_Goal of the exercise_.
Read the material below and count the lines holding the string "tugas". Give that count with nothing added.
○ ○ ○ ○
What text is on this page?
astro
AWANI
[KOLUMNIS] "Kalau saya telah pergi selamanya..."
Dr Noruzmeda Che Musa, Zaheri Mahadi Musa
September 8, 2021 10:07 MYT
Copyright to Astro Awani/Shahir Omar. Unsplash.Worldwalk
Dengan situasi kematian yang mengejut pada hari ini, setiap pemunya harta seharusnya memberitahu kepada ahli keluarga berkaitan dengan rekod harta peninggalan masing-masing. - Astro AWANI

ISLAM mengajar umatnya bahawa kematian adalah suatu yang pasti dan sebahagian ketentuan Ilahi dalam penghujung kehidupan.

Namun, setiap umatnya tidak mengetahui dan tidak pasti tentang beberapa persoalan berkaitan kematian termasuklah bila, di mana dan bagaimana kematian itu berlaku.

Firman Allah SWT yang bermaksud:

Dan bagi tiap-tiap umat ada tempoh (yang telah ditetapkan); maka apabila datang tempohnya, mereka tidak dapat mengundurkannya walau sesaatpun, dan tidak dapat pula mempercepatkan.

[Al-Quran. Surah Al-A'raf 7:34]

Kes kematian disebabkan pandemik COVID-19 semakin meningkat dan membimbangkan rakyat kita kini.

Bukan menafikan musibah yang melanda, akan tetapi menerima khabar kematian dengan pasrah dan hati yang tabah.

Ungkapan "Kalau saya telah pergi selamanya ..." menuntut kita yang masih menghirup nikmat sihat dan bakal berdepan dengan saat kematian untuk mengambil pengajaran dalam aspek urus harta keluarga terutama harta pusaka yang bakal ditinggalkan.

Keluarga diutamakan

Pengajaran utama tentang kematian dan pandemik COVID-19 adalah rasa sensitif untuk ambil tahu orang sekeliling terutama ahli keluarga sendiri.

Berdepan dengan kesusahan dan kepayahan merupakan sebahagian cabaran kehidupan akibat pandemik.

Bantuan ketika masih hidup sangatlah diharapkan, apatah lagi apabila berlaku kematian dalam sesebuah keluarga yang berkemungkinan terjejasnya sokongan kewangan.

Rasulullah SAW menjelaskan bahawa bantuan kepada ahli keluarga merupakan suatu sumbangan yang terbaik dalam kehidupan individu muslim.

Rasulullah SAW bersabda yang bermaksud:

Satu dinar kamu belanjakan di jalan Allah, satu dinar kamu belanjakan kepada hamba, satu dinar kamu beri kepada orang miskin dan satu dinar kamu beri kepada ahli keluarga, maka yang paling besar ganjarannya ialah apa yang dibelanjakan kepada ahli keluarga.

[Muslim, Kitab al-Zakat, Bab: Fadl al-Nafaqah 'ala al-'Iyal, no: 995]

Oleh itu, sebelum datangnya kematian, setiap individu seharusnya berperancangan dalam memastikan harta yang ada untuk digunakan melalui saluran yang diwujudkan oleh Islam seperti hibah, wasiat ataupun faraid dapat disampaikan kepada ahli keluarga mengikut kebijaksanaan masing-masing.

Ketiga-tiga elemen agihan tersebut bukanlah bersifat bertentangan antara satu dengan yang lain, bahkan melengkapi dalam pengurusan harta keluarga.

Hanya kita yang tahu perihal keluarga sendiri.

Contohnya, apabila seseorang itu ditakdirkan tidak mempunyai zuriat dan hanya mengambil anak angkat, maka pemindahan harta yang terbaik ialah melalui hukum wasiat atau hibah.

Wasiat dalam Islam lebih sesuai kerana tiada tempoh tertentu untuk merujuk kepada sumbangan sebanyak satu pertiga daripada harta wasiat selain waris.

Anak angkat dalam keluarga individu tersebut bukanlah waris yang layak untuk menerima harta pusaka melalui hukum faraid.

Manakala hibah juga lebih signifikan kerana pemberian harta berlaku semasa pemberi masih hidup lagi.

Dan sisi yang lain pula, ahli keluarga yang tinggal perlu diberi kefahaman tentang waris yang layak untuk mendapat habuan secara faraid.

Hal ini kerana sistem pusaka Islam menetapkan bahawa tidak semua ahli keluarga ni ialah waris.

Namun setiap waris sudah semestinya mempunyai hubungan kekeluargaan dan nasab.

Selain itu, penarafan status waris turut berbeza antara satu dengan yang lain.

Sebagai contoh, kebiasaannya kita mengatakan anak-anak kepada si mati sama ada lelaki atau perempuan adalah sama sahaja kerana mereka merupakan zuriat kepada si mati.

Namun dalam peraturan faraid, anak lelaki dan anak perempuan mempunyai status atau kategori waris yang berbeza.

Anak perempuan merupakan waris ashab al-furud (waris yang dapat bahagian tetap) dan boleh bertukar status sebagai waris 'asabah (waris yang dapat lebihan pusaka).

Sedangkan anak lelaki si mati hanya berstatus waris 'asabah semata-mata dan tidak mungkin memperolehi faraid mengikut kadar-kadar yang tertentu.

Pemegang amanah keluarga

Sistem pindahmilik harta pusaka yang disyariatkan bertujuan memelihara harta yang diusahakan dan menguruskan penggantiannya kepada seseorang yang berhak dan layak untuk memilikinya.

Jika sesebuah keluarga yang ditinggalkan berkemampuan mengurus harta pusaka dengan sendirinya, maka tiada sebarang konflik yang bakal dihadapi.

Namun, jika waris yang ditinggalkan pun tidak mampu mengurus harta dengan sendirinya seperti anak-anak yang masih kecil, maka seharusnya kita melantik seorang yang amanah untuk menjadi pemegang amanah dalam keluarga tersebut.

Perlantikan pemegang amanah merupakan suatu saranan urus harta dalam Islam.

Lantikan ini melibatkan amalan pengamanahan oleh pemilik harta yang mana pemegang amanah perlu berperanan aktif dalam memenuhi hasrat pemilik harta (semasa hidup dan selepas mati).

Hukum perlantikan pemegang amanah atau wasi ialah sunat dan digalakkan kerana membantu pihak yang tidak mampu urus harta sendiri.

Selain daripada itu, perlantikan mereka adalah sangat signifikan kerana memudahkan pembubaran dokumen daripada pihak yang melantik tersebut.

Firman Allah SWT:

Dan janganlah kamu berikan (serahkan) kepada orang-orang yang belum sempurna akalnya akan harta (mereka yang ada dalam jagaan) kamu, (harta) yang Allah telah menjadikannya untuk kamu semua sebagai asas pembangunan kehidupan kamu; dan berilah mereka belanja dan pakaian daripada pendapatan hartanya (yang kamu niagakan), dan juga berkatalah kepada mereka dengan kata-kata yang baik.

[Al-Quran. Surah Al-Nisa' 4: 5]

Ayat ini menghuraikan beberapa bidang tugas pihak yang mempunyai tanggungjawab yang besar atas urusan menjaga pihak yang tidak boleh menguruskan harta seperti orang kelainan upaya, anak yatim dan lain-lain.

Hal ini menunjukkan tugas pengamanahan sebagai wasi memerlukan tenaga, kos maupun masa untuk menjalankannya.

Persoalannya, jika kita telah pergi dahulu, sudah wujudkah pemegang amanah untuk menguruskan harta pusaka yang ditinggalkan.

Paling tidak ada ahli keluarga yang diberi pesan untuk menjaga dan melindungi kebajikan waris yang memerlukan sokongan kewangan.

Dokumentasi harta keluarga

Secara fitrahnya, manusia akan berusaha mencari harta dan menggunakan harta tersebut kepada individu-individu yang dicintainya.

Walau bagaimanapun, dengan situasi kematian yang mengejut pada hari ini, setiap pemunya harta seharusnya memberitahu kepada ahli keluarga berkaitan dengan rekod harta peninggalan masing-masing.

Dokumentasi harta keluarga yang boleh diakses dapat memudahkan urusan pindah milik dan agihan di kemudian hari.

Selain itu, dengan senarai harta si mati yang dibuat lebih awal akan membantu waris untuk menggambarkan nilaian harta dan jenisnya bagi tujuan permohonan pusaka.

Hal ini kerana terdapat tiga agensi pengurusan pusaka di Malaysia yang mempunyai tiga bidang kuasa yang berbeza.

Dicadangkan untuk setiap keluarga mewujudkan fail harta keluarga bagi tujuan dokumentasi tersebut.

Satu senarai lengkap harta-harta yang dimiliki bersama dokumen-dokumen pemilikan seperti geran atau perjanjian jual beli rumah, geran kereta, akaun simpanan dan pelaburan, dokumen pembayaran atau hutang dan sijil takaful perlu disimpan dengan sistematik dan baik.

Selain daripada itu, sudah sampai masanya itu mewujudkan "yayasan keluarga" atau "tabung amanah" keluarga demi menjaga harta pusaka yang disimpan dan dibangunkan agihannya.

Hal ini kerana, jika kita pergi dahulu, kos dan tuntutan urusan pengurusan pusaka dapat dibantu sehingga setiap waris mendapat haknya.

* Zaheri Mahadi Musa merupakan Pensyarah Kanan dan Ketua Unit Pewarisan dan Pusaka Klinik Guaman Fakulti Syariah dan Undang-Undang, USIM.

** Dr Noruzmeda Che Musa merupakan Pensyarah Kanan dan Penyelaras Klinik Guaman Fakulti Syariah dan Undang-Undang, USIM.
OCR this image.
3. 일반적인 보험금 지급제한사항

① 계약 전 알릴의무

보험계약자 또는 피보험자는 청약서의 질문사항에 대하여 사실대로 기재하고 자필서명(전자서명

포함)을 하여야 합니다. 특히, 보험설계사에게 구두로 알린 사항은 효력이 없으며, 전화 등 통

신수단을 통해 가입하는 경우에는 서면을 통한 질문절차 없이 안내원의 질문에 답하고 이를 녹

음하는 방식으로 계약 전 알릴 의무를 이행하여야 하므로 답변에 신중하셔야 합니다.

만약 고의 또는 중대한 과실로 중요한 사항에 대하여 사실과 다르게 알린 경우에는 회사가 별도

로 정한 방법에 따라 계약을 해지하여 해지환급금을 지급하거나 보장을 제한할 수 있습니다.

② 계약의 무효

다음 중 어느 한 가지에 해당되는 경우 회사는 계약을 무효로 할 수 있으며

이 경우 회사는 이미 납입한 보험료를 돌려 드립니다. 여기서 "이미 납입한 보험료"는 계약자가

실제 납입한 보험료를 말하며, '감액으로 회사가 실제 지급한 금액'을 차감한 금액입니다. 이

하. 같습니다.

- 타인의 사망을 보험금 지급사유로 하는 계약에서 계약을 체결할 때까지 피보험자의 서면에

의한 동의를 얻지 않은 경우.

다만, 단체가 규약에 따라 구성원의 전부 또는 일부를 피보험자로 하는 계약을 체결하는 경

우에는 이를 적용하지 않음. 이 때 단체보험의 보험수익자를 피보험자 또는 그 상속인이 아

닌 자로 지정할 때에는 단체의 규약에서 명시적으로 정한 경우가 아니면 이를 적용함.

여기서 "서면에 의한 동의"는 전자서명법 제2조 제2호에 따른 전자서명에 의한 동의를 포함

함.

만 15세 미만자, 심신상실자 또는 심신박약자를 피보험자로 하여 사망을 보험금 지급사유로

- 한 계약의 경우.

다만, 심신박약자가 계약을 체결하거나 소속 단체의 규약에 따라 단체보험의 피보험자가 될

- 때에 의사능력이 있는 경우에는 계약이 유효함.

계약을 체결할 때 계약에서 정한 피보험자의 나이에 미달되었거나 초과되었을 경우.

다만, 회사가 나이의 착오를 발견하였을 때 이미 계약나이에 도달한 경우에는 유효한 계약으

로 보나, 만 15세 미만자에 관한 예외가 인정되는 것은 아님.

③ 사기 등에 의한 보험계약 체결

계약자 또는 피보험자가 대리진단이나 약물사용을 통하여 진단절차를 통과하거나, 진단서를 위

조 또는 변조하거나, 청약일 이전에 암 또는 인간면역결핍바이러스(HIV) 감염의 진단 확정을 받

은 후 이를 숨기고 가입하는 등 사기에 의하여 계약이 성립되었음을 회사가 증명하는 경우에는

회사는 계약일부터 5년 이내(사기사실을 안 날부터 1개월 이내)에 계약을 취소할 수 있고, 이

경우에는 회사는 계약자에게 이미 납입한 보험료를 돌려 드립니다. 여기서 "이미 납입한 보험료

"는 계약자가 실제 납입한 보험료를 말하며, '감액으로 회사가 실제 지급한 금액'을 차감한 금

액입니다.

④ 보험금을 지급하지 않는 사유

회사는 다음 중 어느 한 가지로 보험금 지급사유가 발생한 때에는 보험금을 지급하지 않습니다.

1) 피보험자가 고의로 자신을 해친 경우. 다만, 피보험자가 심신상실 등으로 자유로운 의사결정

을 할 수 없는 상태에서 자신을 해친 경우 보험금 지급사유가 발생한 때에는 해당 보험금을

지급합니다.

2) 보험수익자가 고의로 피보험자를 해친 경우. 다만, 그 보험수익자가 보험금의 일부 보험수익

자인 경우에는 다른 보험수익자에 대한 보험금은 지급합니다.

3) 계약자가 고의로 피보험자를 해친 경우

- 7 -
○ ○ ○ ○
_Exercise response_.
2